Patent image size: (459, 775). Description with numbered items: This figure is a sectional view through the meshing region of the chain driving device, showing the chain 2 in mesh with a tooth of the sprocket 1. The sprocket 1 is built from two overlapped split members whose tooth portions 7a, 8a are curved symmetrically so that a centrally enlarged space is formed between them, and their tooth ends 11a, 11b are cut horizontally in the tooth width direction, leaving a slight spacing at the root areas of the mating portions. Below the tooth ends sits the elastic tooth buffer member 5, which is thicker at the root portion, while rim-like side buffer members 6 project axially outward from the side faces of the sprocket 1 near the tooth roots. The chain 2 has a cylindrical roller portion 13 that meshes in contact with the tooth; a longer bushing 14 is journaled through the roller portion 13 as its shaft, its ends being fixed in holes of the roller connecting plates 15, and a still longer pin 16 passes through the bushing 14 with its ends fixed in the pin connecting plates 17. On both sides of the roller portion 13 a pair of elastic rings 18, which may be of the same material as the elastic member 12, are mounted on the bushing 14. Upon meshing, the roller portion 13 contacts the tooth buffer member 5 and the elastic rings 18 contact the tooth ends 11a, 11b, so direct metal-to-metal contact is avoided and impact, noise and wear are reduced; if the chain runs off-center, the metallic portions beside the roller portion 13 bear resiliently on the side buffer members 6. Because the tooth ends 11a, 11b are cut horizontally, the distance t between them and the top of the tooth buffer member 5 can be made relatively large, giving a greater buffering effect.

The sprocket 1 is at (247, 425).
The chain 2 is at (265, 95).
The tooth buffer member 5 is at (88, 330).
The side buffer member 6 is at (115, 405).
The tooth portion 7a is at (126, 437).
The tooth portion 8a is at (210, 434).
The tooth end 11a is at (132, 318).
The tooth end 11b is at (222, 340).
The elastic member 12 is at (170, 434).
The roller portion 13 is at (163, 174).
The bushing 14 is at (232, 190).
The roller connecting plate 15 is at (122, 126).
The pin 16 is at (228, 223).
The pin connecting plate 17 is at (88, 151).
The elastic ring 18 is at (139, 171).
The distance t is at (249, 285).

### WHAT IS ASKED
Recast the material above as a two-column CSV with the header row description,positions. Write one row per block, with its descriptive text in the first column and its answer in the second, each wrapped in double quotes and with every line break replaced by a space.

### FULL RESPONSE
description,positions
"Patent image size: (459, 775). Description with numbered items: This figure is a sectional view through the meshing region of the chain driving device, showing the chain 2 in mesh with a tooth of the sprocket 1. The sprocket 1 is built from two overlapped split members whose tooth portions 7a, 8a are curved symmetrically so that a centrally enlarged space is formed between them, and their tooth ends 11a, 11b are cut horizontally in the tooth width direction, leaving a slight spacing at the root areas of the mating portions. Below the tooth ends sits the elastic tooth buffer member 5, which is thicker at the root portion, while rim-like side buffer members 6 project axially outward from the side faces of the sprocket 1 near the tooth roots. The chain 2 has a cylindrical roller portion 13 that meshes in contact with the tooth; a longer bushing 14 is journaled through the roller portion 13 as its shaft, its ends being fixed in holes of the roller connecting plates 15, and a still longer pin 16 passes through the bushing 14 with its ends fixed in the pin connecting plates 17. On both sides of the roller portion 13 a pair of elastic rings 18, which may be of the same material as the elastic member 12, are mounted on the bushing 14. Upon meshing, the roller portion 13 contacts the tooth buffer member 5 and the elastic rings 18 contact the tooth ends 11a, 11b, so direct metal-to-metal contact is avoided and impact, noise and wear are reduced; if the chain runs off-center, the metallic portions beside the roller portion 13 bear resiliently on the side buffer members 6. Because the tooth ends 11a, 11b are cut horizontally, the distance t between them and the top of the tooth buffer member 5 can be made relatively large, giving a greater buffering effect.","The sprocket 1 is at (247, 425). The chain 2 is at (265, 95). The tooth buffer member 5 is at (88, 330). The side buffer member 6 is at (115, 405). The tooth portion 7a is at (126, 437). The tooth portion 8a is at (210, 434). The tooth end 11a is at (132, 318). The tooth end 11b is at (222, 340). The elastic member 12 is at (170, 434). The roller portion 13 is at (163, 174). The bushing 14 is at (232, 190). The roller connecting plate 15 is at (122, 126). The pin 16 is at (228, 223). The pin connecting plate 17 is at (88, 151). The elastic ring 18 is at (139, 171). The distance t is at (249, 285)."